Pasaje a revisar:
_ _ _ _

En una librería de Torrelodones, achicado por el polvo y al mismo tiempo envalentonado en su condición de rareza. El nombre de Miguel Ángel Asturias al lado del de Málaga, como si fueran atributos insuperables; una verdadera curiosidad bibliográfica, sujeta a las correrías del libro usado, con la doble virtud de hablar de escritura y de un tiempo, el de 1972, cuando la Costa del Sol guardó el estilete y sacó la tinta, obstinada en un platonismo que miraba al mar y a la toga. En Novela y Novelística€reunión de Málaga€ casi se oyen los pasos del premio Nobel bajando por la escalera del avión en medio de los flashes, el escritor casi transformado en Sofía Loren, sorprendido por la acogida de un territorio que, ahora sí, se convertía en algo verdaderamente exótico.

En esa época, Málaga no criaba lechuzas ni se dejaba crecer las plumas de colores, pero resultaba extraña, incluso, como idea; suecas amodorradas en la playa, casi en cueros, militares con tricornio y los inventos del catedrático Manuel Alvar, que parecía empeñado en maridar la cosa del bañador con lo más fino de la gramática. En tan sólo unos años, los que precedieron a la creación de la universidad, la Costa del Sol agarró la toalla y se metió a grandes zancadas en la biblioteca; primero con el premio de filología de Benalmádena, y posteriormente con los encuentros literarios, que llegaron a ocupar portadas hasta en la prensa barcelonesa.

_ _ _ _

Datos guardados:
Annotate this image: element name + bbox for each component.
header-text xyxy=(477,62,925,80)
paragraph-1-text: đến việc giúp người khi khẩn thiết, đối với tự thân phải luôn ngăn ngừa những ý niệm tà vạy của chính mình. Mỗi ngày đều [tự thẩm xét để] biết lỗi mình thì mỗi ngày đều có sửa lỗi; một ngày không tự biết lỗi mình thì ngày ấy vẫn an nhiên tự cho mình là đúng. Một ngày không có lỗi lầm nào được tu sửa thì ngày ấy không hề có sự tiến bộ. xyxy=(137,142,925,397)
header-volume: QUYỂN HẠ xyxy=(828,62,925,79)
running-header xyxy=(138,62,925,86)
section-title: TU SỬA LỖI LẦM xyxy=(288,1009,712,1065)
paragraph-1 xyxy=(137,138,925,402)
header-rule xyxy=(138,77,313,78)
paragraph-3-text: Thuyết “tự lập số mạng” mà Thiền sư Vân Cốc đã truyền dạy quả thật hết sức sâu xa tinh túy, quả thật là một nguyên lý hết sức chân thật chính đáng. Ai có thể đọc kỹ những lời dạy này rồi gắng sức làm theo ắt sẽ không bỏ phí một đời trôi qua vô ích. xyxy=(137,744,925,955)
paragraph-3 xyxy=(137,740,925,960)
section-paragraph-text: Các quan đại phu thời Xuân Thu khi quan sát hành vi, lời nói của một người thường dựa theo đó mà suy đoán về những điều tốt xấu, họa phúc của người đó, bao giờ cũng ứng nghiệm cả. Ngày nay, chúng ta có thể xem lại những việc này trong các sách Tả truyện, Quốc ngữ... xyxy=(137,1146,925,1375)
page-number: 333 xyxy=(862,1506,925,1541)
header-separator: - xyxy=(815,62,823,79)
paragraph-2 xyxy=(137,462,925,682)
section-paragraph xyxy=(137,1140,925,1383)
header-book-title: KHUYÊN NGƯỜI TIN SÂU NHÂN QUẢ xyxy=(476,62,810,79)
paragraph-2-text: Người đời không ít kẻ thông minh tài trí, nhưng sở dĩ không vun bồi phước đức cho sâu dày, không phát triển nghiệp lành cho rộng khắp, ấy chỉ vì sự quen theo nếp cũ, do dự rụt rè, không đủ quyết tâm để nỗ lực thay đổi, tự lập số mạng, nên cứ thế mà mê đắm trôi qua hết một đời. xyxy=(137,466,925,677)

_ _ _ _

Reproduce literalmente el fragmento del texto sobre los encuentros literarios de Málaga que comienza en "En una librería" y termina en "algo verdaderamente exótico.".

Resultado:
En una librería de Torrelodones, achicado por el polvo y al mismo tiempo envalentonado en su condición de rareza. El nombre de Miguel Ángel Asturias al lado del de Málaga, como si fueran atributos insuperables; una verdadera curiosidad bibliográfica, sujeta a las correrías del libro usado, con la doble virtud de hablar de escritura y de un tiempo, el de 1972, cuando la Costa del Sol guardó el estilete y sacó la tinta, obstinada en un platonismo que miraba al mar y a la toga. En Novela y Novelística€reunión de Málaga€ casi se oyen los pasos del premio Nobel bajando por la escalera del avión en medio de los flashes, el escritor casi transformado en Sofía Loren, sorprendido por la acogida de un territorio que, ahora sí, se convertía en algo verdaderamente exótico.